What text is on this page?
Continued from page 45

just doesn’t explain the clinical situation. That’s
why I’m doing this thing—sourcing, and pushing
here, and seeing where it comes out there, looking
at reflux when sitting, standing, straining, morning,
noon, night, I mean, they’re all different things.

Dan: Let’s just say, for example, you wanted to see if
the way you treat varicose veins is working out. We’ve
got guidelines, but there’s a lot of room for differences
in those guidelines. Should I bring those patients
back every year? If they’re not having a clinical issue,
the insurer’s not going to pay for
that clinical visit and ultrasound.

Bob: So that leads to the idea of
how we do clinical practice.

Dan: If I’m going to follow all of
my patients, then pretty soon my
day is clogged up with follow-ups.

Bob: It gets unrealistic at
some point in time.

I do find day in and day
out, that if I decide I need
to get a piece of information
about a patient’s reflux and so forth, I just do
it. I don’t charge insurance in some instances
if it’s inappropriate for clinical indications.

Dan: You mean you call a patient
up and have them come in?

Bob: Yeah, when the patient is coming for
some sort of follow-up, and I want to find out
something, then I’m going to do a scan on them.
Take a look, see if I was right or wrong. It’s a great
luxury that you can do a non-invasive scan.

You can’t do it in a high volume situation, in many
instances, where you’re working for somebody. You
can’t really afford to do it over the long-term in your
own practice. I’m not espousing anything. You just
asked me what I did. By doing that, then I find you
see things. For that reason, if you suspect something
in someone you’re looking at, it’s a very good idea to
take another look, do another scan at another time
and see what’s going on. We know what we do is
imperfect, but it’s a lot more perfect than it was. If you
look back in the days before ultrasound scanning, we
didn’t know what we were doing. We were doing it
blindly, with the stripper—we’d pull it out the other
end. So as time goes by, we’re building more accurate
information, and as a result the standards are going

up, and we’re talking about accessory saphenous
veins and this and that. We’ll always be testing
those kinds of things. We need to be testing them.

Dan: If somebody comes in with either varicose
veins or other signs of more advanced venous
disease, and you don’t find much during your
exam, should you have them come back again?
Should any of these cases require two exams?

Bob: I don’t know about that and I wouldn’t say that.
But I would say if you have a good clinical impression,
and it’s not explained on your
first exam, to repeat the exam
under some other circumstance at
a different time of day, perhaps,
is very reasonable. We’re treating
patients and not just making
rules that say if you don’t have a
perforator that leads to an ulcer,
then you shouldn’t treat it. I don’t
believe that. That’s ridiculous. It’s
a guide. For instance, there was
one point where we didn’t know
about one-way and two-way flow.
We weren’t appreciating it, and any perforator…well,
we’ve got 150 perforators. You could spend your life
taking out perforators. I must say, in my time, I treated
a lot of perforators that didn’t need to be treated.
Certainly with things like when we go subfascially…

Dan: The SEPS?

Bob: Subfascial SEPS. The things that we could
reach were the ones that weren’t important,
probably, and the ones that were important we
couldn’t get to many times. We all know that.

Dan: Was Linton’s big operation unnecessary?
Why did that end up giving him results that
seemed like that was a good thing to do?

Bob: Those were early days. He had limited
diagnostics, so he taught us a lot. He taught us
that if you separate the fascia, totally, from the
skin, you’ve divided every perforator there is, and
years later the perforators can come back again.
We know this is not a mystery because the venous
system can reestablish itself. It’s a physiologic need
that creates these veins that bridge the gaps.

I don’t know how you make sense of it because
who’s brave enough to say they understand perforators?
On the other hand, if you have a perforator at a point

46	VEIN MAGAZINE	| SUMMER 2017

= = = = = = =

▸ GOAL OF THE EXERCISE: Match on "important": copy every line in the records that has it.

▸ EXERCISE ANSWER:
reach were the ones that weren’t important,
probably, and the ones that were important we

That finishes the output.